◆ **THE TASK**
Copy every line that mentions the word "name".

◆ **GIVEN RECORDS**

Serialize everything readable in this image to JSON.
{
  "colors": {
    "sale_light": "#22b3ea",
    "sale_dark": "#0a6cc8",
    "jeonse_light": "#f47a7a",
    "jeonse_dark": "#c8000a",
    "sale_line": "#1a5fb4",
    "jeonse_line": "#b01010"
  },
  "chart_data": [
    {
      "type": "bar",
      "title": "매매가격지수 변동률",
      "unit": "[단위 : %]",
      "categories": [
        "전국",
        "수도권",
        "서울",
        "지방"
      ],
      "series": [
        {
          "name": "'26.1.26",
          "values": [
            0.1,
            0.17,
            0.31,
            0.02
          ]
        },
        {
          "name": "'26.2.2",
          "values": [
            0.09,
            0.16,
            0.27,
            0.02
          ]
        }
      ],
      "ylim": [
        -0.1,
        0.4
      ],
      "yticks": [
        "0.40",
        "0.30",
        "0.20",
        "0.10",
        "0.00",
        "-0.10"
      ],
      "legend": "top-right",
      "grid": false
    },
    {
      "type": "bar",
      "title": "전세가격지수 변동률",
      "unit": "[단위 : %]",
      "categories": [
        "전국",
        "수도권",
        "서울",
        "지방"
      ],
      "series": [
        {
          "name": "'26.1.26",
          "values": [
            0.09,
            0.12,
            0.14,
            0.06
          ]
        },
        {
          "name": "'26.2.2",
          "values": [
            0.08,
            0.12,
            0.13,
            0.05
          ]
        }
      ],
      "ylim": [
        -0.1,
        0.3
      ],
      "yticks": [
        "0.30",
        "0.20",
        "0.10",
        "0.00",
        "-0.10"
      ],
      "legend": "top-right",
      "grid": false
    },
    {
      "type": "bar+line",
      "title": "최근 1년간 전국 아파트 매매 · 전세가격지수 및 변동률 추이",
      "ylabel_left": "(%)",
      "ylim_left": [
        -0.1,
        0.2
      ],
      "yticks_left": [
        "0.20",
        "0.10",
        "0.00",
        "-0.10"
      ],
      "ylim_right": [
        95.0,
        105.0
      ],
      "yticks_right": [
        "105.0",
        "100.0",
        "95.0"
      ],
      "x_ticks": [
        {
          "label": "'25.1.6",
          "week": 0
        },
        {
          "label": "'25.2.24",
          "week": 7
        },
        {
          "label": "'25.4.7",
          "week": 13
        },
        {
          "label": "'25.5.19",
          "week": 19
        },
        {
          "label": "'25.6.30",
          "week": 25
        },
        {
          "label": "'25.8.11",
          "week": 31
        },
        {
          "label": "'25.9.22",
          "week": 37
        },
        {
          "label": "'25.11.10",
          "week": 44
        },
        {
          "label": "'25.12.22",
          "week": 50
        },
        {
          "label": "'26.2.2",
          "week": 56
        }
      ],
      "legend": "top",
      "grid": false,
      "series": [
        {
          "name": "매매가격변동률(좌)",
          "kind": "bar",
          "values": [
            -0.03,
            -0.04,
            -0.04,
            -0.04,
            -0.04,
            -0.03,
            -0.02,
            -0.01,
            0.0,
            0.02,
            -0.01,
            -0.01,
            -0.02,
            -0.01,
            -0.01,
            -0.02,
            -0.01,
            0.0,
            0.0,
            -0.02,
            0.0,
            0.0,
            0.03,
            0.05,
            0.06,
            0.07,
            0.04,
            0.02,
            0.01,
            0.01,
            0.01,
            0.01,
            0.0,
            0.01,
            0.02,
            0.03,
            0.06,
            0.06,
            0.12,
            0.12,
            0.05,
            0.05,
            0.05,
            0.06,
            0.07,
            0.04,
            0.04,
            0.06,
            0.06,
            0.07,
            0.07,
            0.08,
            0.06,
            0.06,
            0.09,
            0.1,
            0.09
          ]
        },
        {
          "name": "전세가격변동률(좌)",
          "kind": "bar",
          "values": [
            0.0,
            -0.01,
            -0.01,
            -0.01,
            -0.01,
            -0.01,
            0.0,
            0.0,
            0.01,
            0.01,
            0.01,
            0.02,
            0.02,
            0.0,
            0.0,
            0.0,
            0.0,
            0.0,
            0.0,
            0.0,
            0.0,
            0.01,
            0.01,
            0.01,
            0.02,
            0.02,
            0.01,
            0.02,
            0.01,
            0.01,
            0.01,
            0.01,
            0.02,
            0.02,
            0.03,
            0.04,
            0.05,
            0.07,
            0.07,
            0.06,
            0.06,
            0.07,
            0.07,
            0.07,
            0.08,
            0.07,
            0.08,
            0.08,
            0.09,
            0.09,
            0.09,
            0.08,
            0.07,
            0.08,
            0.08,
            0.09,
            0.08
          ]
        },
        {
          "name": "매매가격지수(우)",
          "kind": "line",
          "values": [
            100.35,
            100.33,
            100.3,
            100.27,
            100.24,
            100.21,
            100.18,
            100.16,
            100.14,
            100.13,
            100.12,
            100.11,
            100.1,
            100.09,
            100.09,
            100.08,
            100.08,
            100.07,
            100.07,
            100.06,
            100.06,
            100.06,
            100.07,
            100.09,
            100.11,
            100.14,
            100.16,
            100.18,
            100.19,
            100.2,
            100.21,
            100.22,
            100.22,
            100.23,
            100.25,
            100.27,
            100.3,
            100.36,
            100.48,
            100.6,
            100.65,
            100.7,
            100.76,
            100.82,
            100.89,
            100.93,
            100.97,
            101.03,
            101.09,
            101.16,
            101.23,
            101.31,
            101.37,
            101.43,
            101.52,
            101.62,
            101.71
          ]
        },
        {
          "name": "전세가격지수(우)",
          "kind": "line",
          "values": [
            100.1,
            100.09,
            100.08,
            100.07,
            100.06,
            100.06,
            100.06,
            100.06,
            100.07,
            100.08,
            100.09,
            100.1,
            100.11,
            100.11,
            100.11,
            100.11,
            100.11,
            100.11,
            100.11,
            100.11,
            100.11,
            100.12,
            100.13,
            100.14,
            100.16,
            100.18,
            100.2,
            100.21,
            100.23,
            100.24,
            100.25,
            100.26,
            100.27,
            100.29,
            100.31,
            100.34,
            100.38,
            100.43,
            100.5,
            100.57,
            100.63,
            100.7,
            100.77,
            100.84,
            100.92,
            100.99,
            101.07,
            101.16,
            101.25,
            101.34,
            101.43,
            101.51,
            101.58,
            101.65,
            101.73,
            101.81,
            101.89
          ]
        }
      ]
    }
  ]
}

◆ **OUTPUT FOR THIS TASK**
          "name": "'26.1.26",
          "name": "'26.2.2",
          "name": "'26.1.26",
          "name": "'26.2.2",
          "name": "매매가격변동률(좌)",
          "name": "전세가격변동률(좌)",
          "name": "매매가격지수(우)",
          "name": "전세가격지수(우)",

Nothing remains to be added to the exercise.